◆ **Working data**:
--- START ---
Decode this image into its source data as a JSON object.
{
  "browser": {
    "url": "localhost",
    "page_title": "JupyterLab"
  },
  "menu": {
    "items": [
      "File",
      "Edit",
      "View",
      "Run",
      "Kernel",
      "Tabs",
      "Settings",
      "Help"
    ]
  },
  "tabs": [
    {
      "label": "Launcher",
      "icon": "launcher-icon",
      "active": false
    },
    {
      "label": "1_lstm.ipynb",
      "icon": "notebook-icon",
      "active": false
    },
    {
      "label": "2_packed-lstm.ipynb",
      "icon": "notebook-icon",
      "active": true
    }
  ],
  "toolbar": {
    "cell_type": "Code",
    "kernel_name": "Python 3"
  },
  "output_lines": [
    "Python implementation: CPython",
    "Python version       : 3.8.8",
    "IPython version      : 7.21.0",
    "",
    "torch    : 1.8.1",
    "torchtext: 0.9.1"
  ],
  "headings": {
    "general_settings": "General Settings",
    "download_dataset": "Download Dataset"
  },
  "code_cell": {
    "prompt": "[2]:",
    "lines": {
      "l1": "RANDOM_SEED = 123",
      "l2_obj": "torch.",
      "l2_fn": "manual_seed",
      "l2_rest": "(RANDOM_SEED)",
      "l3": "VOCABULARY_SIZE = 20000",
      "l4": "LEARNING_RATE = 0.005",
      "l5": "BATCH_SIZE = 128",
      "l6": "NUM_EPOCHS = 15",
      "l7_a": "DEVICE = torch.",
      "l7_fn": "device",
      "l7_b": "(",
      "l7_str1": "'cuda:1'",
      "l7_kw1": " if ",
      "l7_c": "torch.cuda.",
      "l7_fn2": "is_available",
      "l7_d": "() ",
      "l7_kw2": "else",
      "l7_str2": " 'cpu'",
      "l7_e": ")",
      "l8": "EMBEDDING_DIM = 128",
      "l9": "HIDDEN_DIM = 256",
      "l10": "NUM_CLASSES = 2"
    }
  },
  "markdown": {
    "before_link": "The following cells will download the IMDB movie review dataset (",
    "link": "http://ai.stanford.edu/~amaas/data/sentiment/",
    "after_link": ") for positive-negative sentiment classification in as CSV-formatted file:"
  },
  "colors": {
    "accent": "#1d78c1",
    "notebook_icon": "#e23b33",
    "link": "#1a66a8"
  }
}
--- END ---
◆ **Work instruction**: Would you transcribe the data above exactly as it stands?

◆ **Exercise answer**:
Decode this image into its source data as a JSON object.
{
  "browser": {
    "url": "localhost",
    "page_title": "JupyterLab"
  },
  "menu": {
    "items": [
      "File",
      "Edit",
      "View",
      "Run",
      "Kernel",
      "Tabs",
      "Settings",
      "Help"
    ]
  },
  "tabs": [
    {
      "label": "Launcher",
      "icon": "launcher-icon",
      "active": false
    },
    {
      "label": "1_lstm.ipynb",
      "icon": "notebook-icon",
      "active": false
    },
    {
      "label": "2_packed-lstm.ipynb",
      "icon": "notebook-icon",
      "active": true
    }
  ],
  "toolbar": {
    "cell_type": "Code",
    "kernel_name": "Python 3"
  },
  "output_lines": [
    "Python implementation: CPython",
    "Python version       : 3.8.8",
    "IPython version      : 7.21.0",
    "",
    "torch    : 1.8.1",
    "torchtext: 0.9.1"
  ],
  "headings": {
    "general_settings": "General Settings",
    "download_dataset": "Download Dataset"
  },
  "code_cell": {
    "prompt": "[2]:",
    "lines": {
      "l1": "RANDOM_SEED = 123",
      "l2_obj": "torch.",
      "l2_fn": "manual_seed",
      "l2_rest": "(RANDOM_SEED)",
      "l3": "VOCABULARY_SIZE = 20000",
      "l4": "LEARNING_RATE = 0.005",
      "l5": "BATCH_SIZE = 128",
      "l6": "NUM_EPOCHS = 15",
      "l7_a": "DEVICE = torch.",
      "l7_fn": "device",
      "l7_b": "(",
      "l7_str1": "'cuda:1'",
      "l7_kw1": " if ",
      "l7_c": "torch.cuda.",
      "l7_fn2": "is_available",
      "l7_d": "() ",
      "l7_kw2": "else",
      "l7_str2": " 'cpu'",
      "l7_e": ")",
      "l8": "EMBEDDING_DIM = 128",
      "l9": "HIDDEN_DIM = 256",
      "l10": "NUM_CLASSES = 2"
    }
  },
  "markdown": {
    "before_link": "The following cells will download the IMDB movie review dataset (",
    "link": "http://ai.stanford.edu/~amaas/data/sentiment/",
    "after_link": ") for positive-negative sentiment classification in as CSV-formatted file:"
  },
  "colors": {
    "accent": "#1d78c1",
    "notebook_icon": "#e23b33",
    "link": "#1a66a8"
  }
}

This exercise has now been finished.